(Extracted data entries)

══════════

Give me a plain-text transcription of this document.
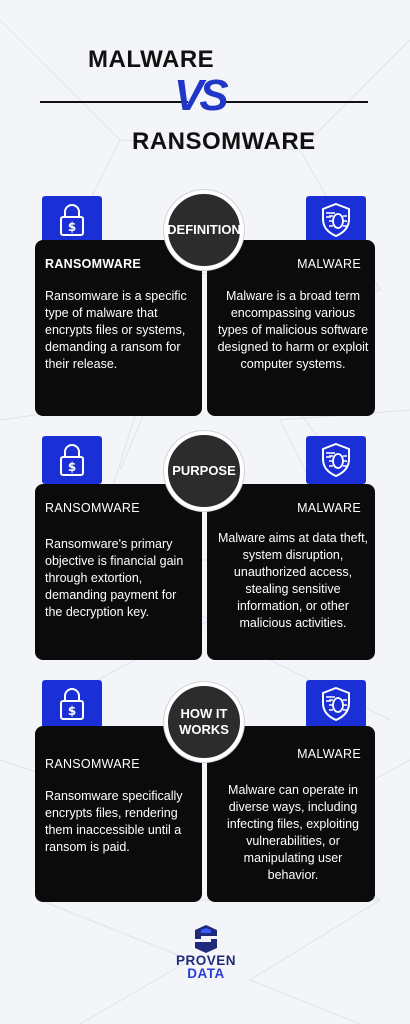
MALWARE
VS
RANSOMWARE
$
RANSOMWARE
Ransomware is a specific type of malware that encrypts files or systems, demanding a ransom for their release.
MALWARE
Malware is a broad term encompassing various types of malicious software designed to harm or exploit computer systems.
DEFINITION
$
RANSOMWARE
Ransomware's primary objective is financial gain through extortion, demanding payment for the decryption key.
MALWARE
Malware aims at data theft, system disruption, unauthorized access, stealing sensitive information, or other malicious activities.
PURPOSE
$
RANSOMWARE
Ransomware specifically encrypts files, rendering them inaccessible until a ransom is paid.
MALWARE
Malware can operate in diverse ways, including infecting files, exploiting vulnerabilities, or manipulating user behavior.
HOW IT
WORKS
PROVEN
DATA
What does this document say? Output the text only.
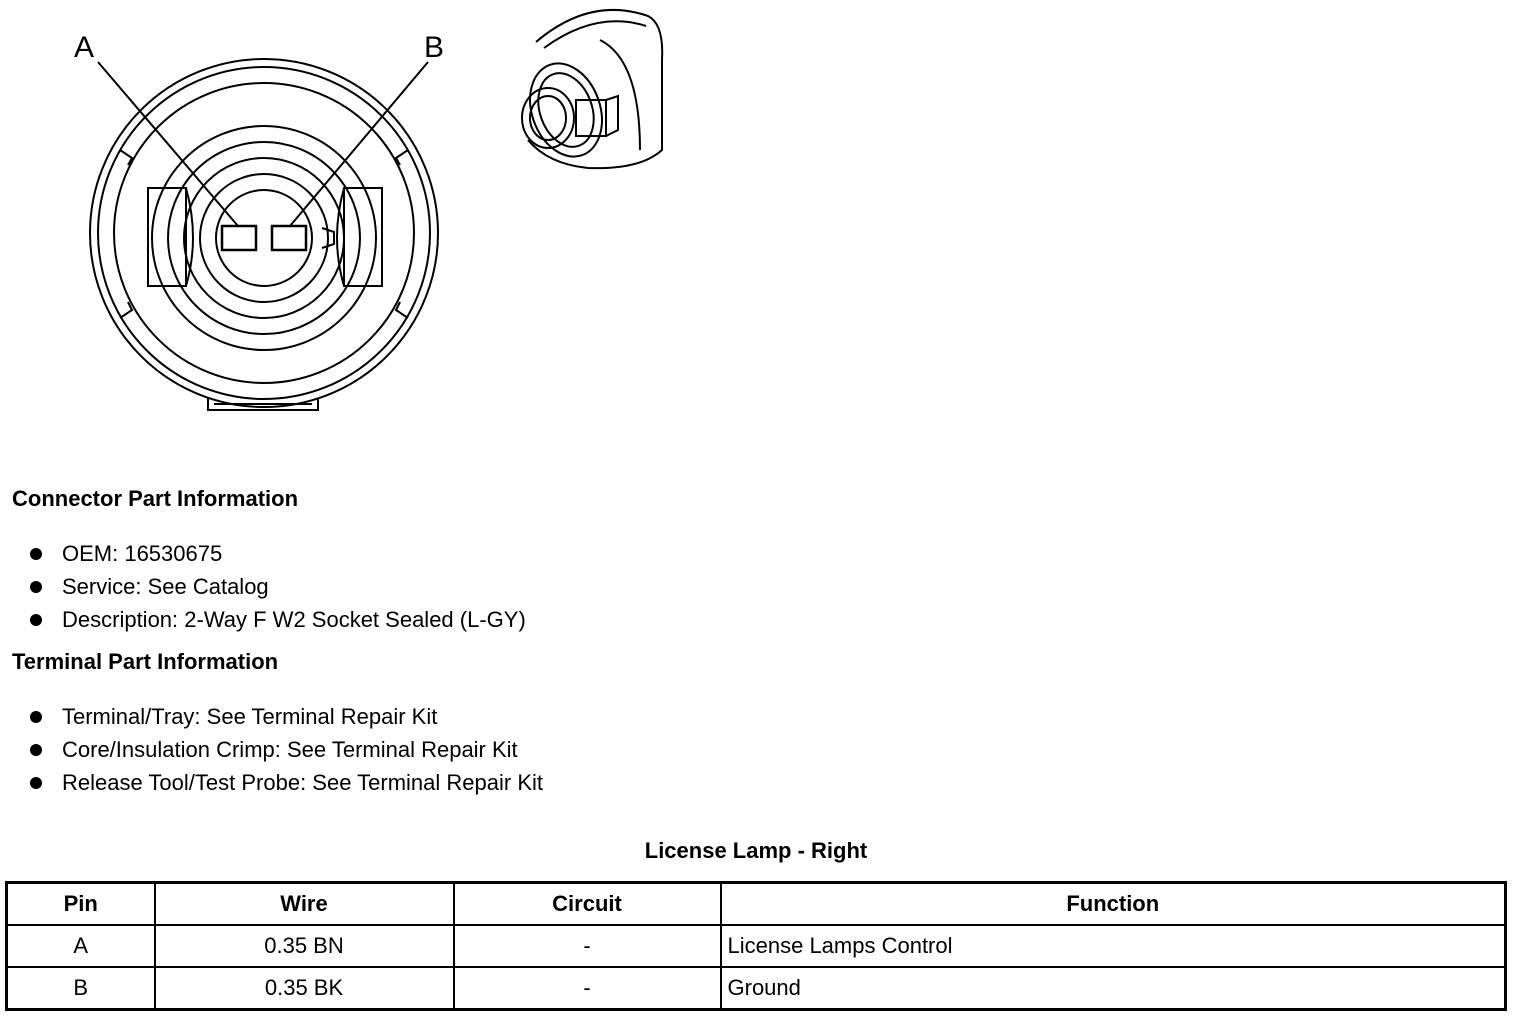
A	B
Connector Part Information
OEM: 16530675
Service: See Catalog
Description: 2-Way F W2 Socket Sealed (L-GY)
Terminal Part Information
Terminal/Tray: See Terminal Repair Kit
Core/Insulation Crimp: See Terminal Repair Kit
Release Tool/Test Probe: See Terminal Repair Kit
License Lamp - Right
Pin	Wire	Circuit	Function
A	0.35 BN	-	License Lamps Control
B	0.35 BK	-	Ground
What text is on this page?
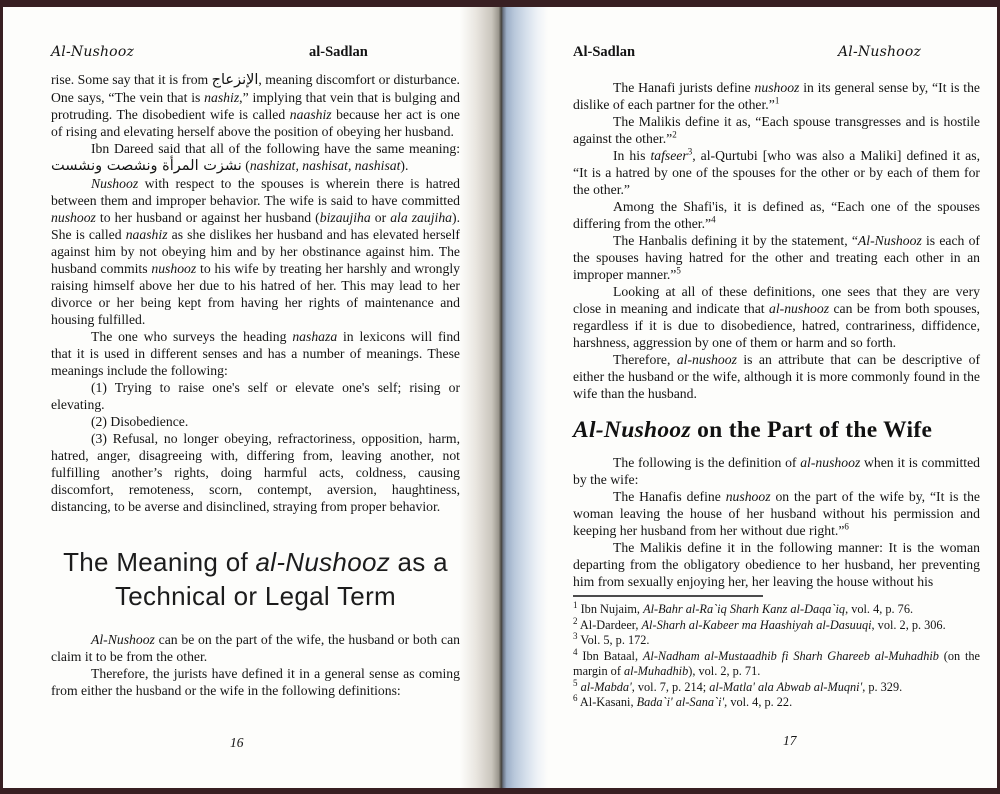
Al-Nushooz	al-Sadlan
rise. Some say that it is from الإنزعاج, meaning discomfort or disturbance. One says, “The vein that is nashiz,” implying that vein that is bulging and protruding. The disobedient wife is called naashiz because her act is one of rising and elevating herself above the position of obeying her husband.
Ibn Dareed said that all of the following have the same meaning: نشزت المرأة ونشصت ونشست (nashizat, nashisat, nashisat).
Nushooz with respect to the spouses is wherein there is hatred between them and improper behavior. The wife is said to have committed nushooz to her husband or against her husband (bizaujiha or ala zaujiha). She is called naashiz as she dislikes her husband and has elevated herself against him by not obeying him and by her obstinance against him. The husband commits nushooz to his wife by treating her harshly and wrongly raising himself above her due to his hatred of her. This may lead to her divorce or her being kept from having her rights of maintenance and housing fulfilled.
The one who surveys the heading nashaza in lexicons will find that it is used in different senses and has a number of meanings. These meanings include the following:
(1) Trying to raise one's self or elevate one's self; rising or elevating.
(2) Disobedience.
(3) Refusal, no longer obeying, refractoriness, opposition, harm, hatred, anger, disagreeing with, differing from, leaving another, not fulfilling another’s rights, doing harmful acts, coldness, causing discomfort, remoteness, scorn, contempt, aversion, haughtiness, distancing, to be averse and disinclined, straying from proper behavior.
The Meaning of al-Nushooz as a
Technical or Legal Term
Al-Nushooz can be on the part of the wife, the husband or both can claim it to be from the other.
Therefore, the jurists have defined it in a general sense as coming from either the husband or the wife in the following definitions:
16
Al-Sadlan	Al-Nushooz
The Hanafi jurists define nushooz in its general sense by, “It is the dislike of each partner for the other.”$^1$
The Malikis define it as, “Each spouse transgresses and is hostile against the other.”$^2$
In his tafseer$^3$, al-Qurtubi [who was also a Maliki] defined it as, “It is a hatred by one of the spouses for the other or by each of them for the other.”
Among the Shafi'is, it is defined as, “Each one of the spouses differing from the other.”$^4$
The Hanbalis defining it by the statement, “Al-Nushooz is each of the spouses having hatred for the other and treating each other in an improper manner.”$^5$
Looking at all of these definitions, one sees that they are very close in meaning and indicate that al-nushooz can be from both spouses, regardless if it is due to disobedience, hatred, contrariness, diffidence, harshness, aggression by one of them or harm and so forth.
Therefore, al-nushooz is an attribute that can be descriptive of either the husband or the wife, although it is more commonly found in the wife than the husband.
Al-Nushooz on the Part of the Wife
The following is the definition of al-nushooz when it is committed by the wife:
The Hanafis define nushooz on the part of the wife by, “It is the woman leaving the house of her husband without his permission and keeping her husband from her without due right.”$^6$
The Malikis define it in the following manner: It is the woman departing from the obligatory obedience to her husband, her preventing him from sexually enjoying her, her leaving the house without his
$^1$ Ibn Nujaim, Al-Bahr al-Ra`iq Sharh Kanz al-Daqa`iq, vol. 4, p. 76.
$^2$ Al-Dardeer, Al-Sharh al-Kabeer ma Haashiyah al-Dasuuqi, vol. 2, p. 306.
$^3$ Vol. 5, p. 172.
$^4$ Ibn Bataal, Al-Nadham al-Mustaadhib fi Sharh Ghareeb al-Muhadhib (on the margin of al-Muhadhib), vol. 2, p. 71.
$^5$ al-Mabda', vol. 7, p. 214; al-Matla' ala Abwab al-Muqni', p. 329.
$^6$ Al-Kasani, Bada`i' al-Sana`i', vol. 4, p. 22.
17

══════════

== To be done ==
Pictures in the records must not appear in the copy; transcribe everything else precisely.

== Full output ==
Give me a plain-text transcription of this document.
MALWARE
VS
RANSOMWARE
$
RANSOMWARE
Ransomware is a specific type of malware that encrypts files or systems, demanding a ransom for their release.
MALWARE
Malware is a broad term encompassing various types of malicious software designed to harm or exploit computer systems.
DEFINITION
$
RANSOMWARE
Ransomware's primary objective is financial gain through extortion, demanding payment for the decryption key.
MALWARE
Malware aims at data theft, system disruption, unauthorized access, stealing sensitive information, or other malicious activities.
PURPOSE
$
RANSOMWARE
Ransomware specifically encrypts files, rendering them inaccessible until a ransom is paid.
MALWARE
Malware can operate in diverse ways, including infecting files, exploiting vulnerabilities, or manipulating user behavior.
HOW IT
WORKS
PROVEN
DATA
What does this document say? Output the text only.
A	B
Connector Part Information
OEM: 16530675
Service: See Catalog
Description: 2-Way F W2 Socket Sealed (L-GY)
Terminal Part Information
Terminal/Tray: See Terminal Repair Kit
Core/Insulation Crimp: See Terminal Repair Kit
Release Tool/Test Probe: See Terminal Repair Kit
License Lamp - Right
Pin	Wire	Circuit	Function
A	0.35 BN	-	License Lamps Control
B	0.35 BK	-	Ground
What text is on this page?
Al-Nushooz	al-Sadlan
rise. Some say that it is from الإنزعاج, meaning discomfort or disturbance. One says, “The vein that is nashiz,” implying that vein that is bulging and protruding. The disobedient wife is called naashiz because her act is one of rising and elevating herself above the position of obeying her husband.
Ibn Dareed said that all of the following have the same meaning: نشزت المرأة ونشصت ونشست (nashizat, nashisat, nashisat).
Nushooz with respect to the spouses is wherein there is hatred between them and improper behavior. The wife is said to have committed nushooz to her husband or against her husband (bizaujiha or ala zaujiha). She is called naashiz as she dislikes her husband and has elevated herself against him by not obeying him and by her obstinance against him. The husband commits nushooz to his wife by treating her harshly and wrongly raising himself above her due to his hatred of her. This may lead to her divorce or her being kept from having her rights of maintenance and housing fulfilled.
The one who surveys the heading nashaza in lexicons will find that it is used in different senses and has a number of meanings. These meanings include the following:
(1) Trying to raise one's self or elevate one's self; rising or elevating.
(2) Disobedience.
(3) Refusal, no longer obeying, refractoriness, opposition, harm, hatred, anger, disagreeing with, differing from, leaving another, not fulfilling another’s rights, doing harmful acts, coldness, causing discomfort, remoteness, scorn, contempt, aversion, haughtiness, distancing, to be averse and disinclined, straying from proper behavior.
The Meaning of al-Nushooz as a
Technical or Legal Term
Al-Nushooz can be on the part of the wife, the husband or both can claim it to be from the other.
Therefore, the jurists have defined it in a general sense as coming from either the husband or the wife in the following definitions:
16
Al-Sadlan	Al-Nushooz
The Hanafi jurists define nushooz in its general sense by, “It is the dislike of each partner for the other.”$^1$
The Malikis define it as, “Each spouse transgresses and is hostile against the other.”$^2$
In his tafseer$^3$, al-Qurtubi [who was also a Maliki] defined it as, “It is a hatred by one of the spouses for the other or by each of them for the other.”
Among the Shafi'is, it is defined as, “Each one of the spouses differing from the other.”$^4$
The Hanbalis defining it by the statement, “Al-Nushooz is each of the spouses having hatred for the other and treating each other in an improper manner.”$^5$
Looking at all of these definitions, one sees that they are very close in meaning and indicate that al-nushooz can be from both spouses, regardless if it is due to disobedience, hatred, contrariness, diffidence, harshness, aggression by one of them or harm and so forth.
Therefore, al-nushooz is an attribute that can be descriptive of either the husband or the wife, although it is more commonly found in the wife than the husband.
Al-Nushooz on the Part of the Wife
The following is the definition of al-nushooz when it is committed by the wife:
The Hanafis define nushooz on the part of the wife by, “It is the woman leaving the house of her husband without his permission and keeping her husband from her without due right.”$^6$
The Malikis define it in the following manner: It is the woman departing from the obligatory obedience to her husband, her preventing him from sexually enjoying her, her leaving the house without his
$^1$ Ibn Nujaim, Al-Bahr al-Ra`iq Sharh Kanz al-Daqa`iq, vol. 4, p. 76.
$^2$ Al-Dardeer, Al-Sharh al-Kabeer ma Haashiyah al-Dasuuqi, vol. 2, p. 306.
$^3$ Vol. 5, p. 172.
$^4$ Ibn Bataal, Al-Nadham al-Mustaadhib fi Sharh Ghareeb al-Muhadhib (on the margin of al-Muhadhib), vol. 2, p. 71.
$^5$ al-Mabda', vol. 7, p. 214; al-Matla' ala Abwab al-Muqni', p. 329.
$^6$ Al-Kasani, Bada`i' al-Sana`i', vol. 4, p. 22.
17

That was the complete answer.